Data provided:
━━━━━━━━

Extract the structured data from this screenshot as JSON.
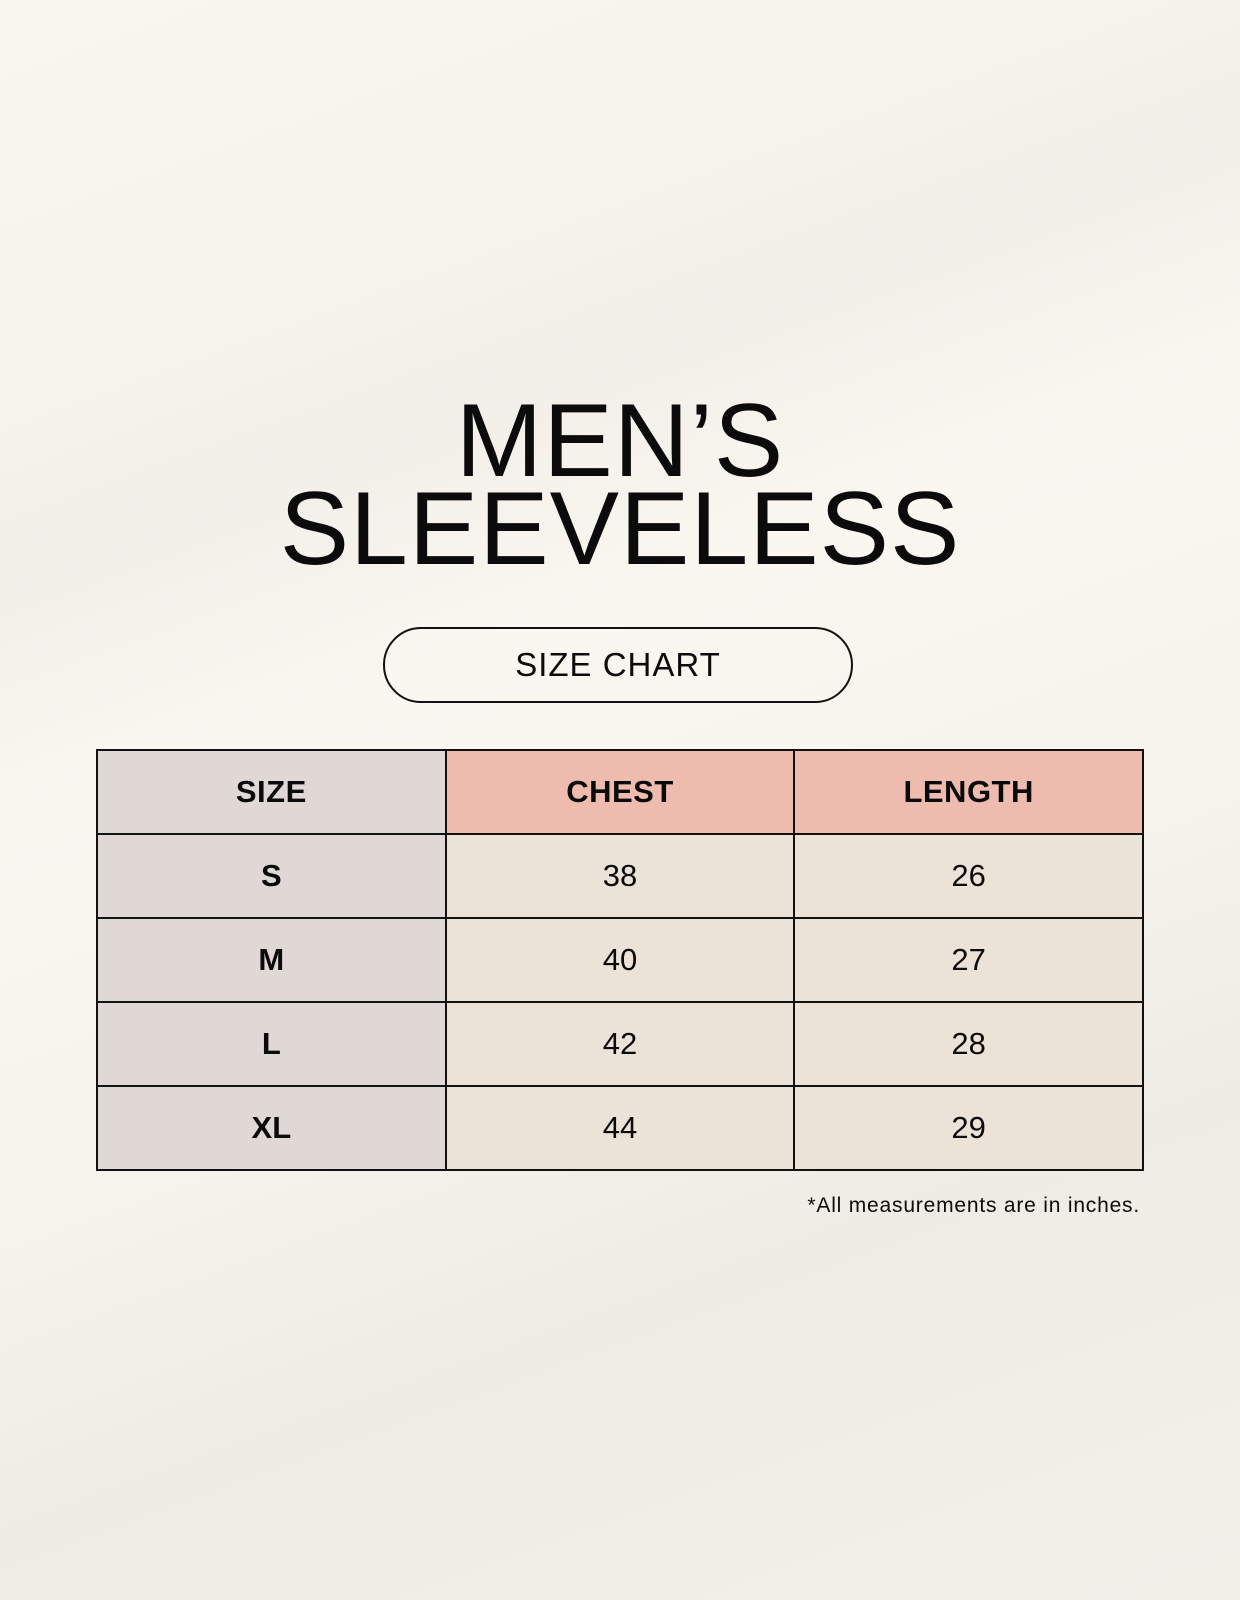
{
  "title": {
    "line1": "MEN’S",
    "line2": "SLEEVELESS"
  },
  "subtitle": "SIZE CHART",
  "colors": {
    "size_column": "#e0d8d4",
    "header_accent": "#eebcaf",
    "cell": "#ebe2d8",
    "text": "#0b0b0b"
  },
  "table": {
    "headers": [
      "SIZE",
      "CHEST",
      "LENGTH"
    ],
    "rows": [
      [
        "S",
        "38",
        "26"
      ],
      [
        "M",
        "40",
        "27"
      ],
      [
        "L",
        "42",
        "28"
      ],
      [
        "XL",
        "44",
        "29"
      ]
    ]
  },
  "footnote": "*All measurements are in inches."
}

━━━━━━━━

Problem details: Will you restate every entry word for word and omit the images?

Final result:
Extract the structured data from this screenshot as JSON.
{
  "title": {
    "line1": "MEN’S",
    "line2": "SLEEVELESS"
  },
  "subtitle": "SIZE CHART",
  "colors": {
    "size_column": "#e0d8d4",
    "header_accent": "#eebcaf",
    "cell": "#ebe2d8",
    "text": "#0b0b0b"
  },
  "table": {
    "headers": [
      "SIZE",
      "CHEST",
      "LENGTH"
    ],
    "rows": [
      [
        "S",
        "38",
        "26"
      ],
      [
        "M",
        "40",
        "27"
      ],
      [
        "L",
        "42",
        "28"
      ],
      [
        "XL",
        "44",
        "29"
      ]
    ]
  },
  "footnote": "*All measurements are in inches."
}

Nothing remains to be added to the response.